[Data entries]

-----

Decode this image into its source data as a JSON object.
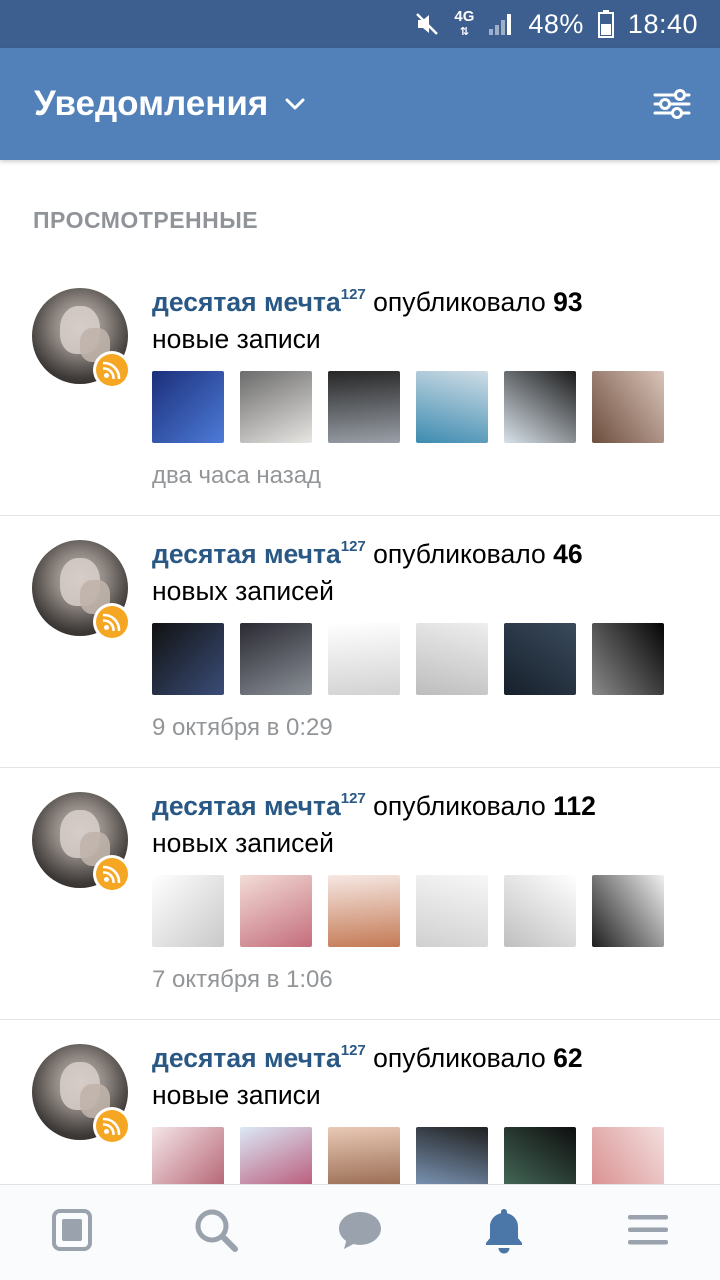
{
  "status_bar": {
    "battery": "48%",
    "time": "18:40",
    "network": "4G"
  },
  "header": {
    "title": "Уведомления"
  },
  "section_label": "ПРОСМОТРЕННЫЕ",
  "notifications": [
    {
      "author": "десятая мечта",
      "author_sup": "127",
      "action": "опубликовало",
      "count": "93",
      "suffix": "новые записи",
      "time": "два часа назад",
      "thumb_colors": [
        [
          "#1b2f7a",
          "#4d7bd8"
        ],
        [
          "#6b6b6b",
          "#e8e6e3"
        ],
        [
          "#262626",
          "#9aa0a8"
        ],
        [
          "#cfdde6",
          "#3d8bb0"
        ],
        [
          "#1b1b1b",
          "#d9e2ea"
        ],
        [
          "#d9c3b8",
          "#6d4e3e"
        ]
      ]
    },
    {
      "author": "десятая мечта",
      "author_sup": "127",
      "action": "опубликовало",
      "count": "46",
      "suffix": "новых записей",
      "time": "9 октября в 0:29",
      "thumb_colors": [
        [
          "#111111",
          "#3a4d78"
        ],
        [
          "#2a2a33",
          "#8a8f96"
        ],
        [
          "#ffffff",
          "#d2d2d2"
        ],
        [
          "#eeeeee",
          "#bdbdbd"
        ],
        [
          "#3a4a5c",
          "#16202b"
        ],
        [
          "#050505",
          "#8a8a8a"
        ]
      ]
    },
    {
      "author": "десятая мечта",
      "author_sup": "127",
      "action": "опубликовало",
      "count": "112",
      "suffix": "новых записей",
      "time": "7 октября в 1:06",
      "thumb_colors": [
        [
          "#ffffff",
          "#c9c9c9"
        ],
        [
          "#f2dcd6",
          "#c46d7b"
        ],
        [
          "#f6e8e3",
          "#c47a55"
        ],
        [
          "#f7f7f7",
          "#d0d0d0"
        ],
        [
          "#ffffff",
          "#bfbfbf"
        ],
        [
          "#f1f1f1",
          "#1e1e1e"
        ]
      ]
    },
    {
      "author": "десятая мечта",
      "author_sup": "127",
      "action": "опубликовало",
      "count": "62",
      "suffix": "новые записи",
      "time": "",
      "thumb_colors": [
        [
          "#f4e5e8",
          "#b05a6a"
        ],
        [
          "#dbe8f6",
          "#b5486a"
        ],
        [
          "#e9c9b5",
          "#8a5a40"
        ],
        [
          "#202020",
          "#8aa8cc"
        ],
        [
          "#0e0e0e",
          "#4a7260"
        ],
        [
          "#f3dede",
          "#d88b8b"
        ]
      ]
    }
  ],
  "bottom_nav": [
    {
      "name": "news-icon",
      "active": false
    },
    {
      "name": "search-icon",
      "active": false
    },
    {
      "name": "messages-icon",
      "active": false
    },
    {
      "name": "notifications-bell-icon",
      "active": true
    },
    {
      "name": "menu-icon",
      "active": false
    }
  ],
  "colors": {
    "accent": "#5181b8",
    "author": "#2a5885",
    "muted": "#939699",
    "nav_inactive": "#99a2ad",
    "nav_active": "#4a76a8",
    "rss": "#f5a623"
  }
}
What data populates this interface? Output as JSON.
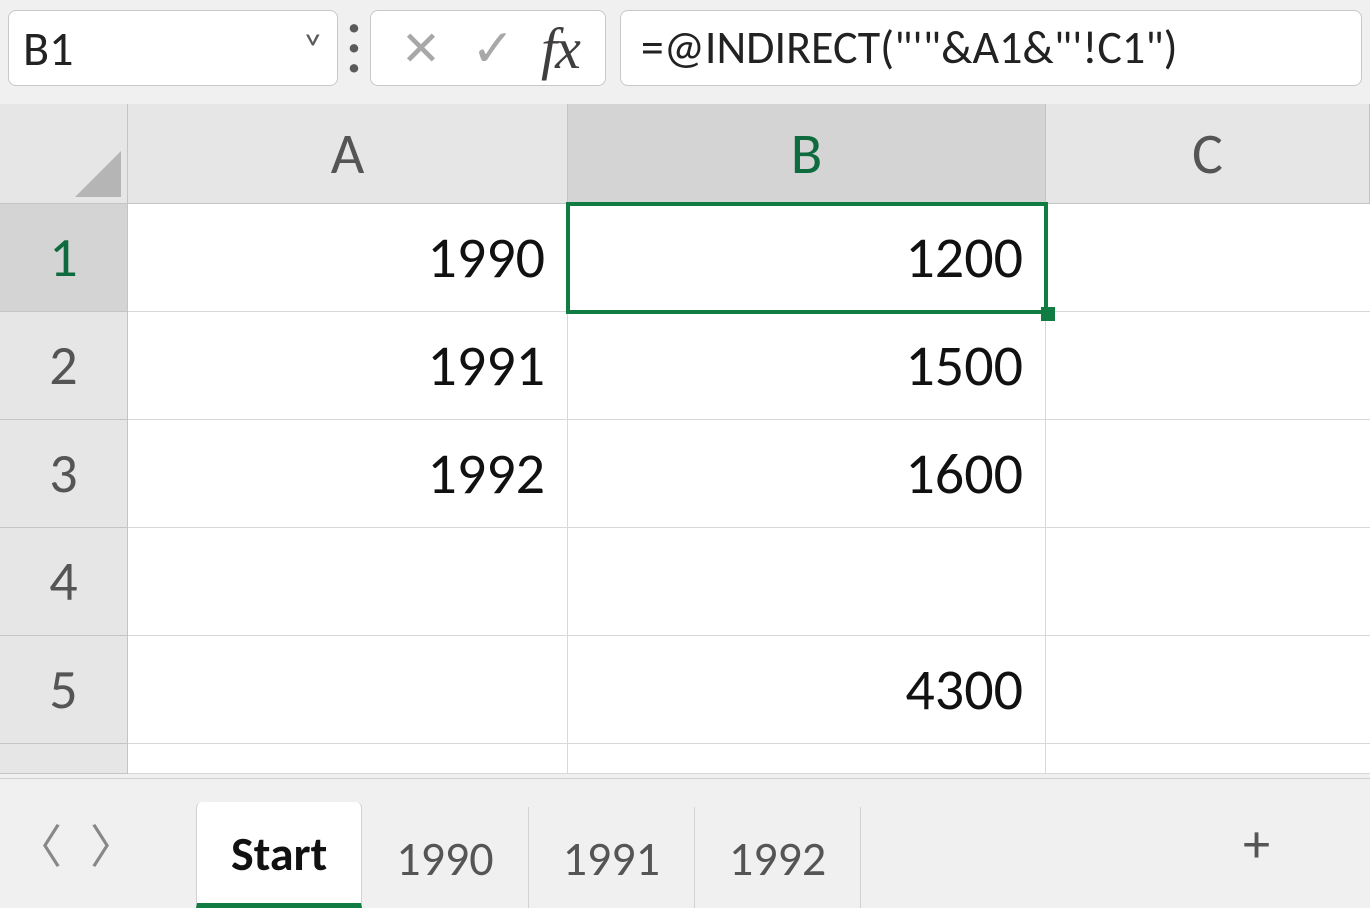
{
  "nameBox": {
    "value": "B1"
  },
  "formula": {
    "value": "=@INDIRECT(\"'\"&A1&\"'!C1\")"
  },
  "fx": {
    "label": "fx",
    "cancel": "✕",
    "enter": "✓"
  },
  "columns": [
    "A",
    "B",
    "C"
  ],
  "rowHeaders": [
    "1",
    "2",
    "3",
    "4",
    "5"
  ],
  "activeCol": "B",
  "activeRow": "1",
  "cells": {
    "r1": {
      "A": "1990",
      "B": "1200",
      "C": ""
    },
    "r2": {
      "A": "1991",
      "B": "1500",
      "C": ""
    },
    "r3": {
      "A": "1992",
      "B": "1600",
      "C": ""
    },
    "r4": {
      "A": "",
      "B": "",
      "C": ""
    },
    "r5": {
      "A": "",
      "B": "4300",
      "C": ""
    }
  },
  "sheets": {
    "active": "Start",
    "tabs": [
      "Start",
      "1990",
      "1991",
      "1992"
    ]
  },
  "icons": {
    "chevronDown": "˅",
    "prev": "〈",
    "next": "〉",
    "plus": "+"
  }
}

-----

▸ Instruction:
Which lines hold the word "октября"? Show each one.

▸ Expected answer:
      "time": "9 октября в 0:29",
      "time": "7 октября в 1:06",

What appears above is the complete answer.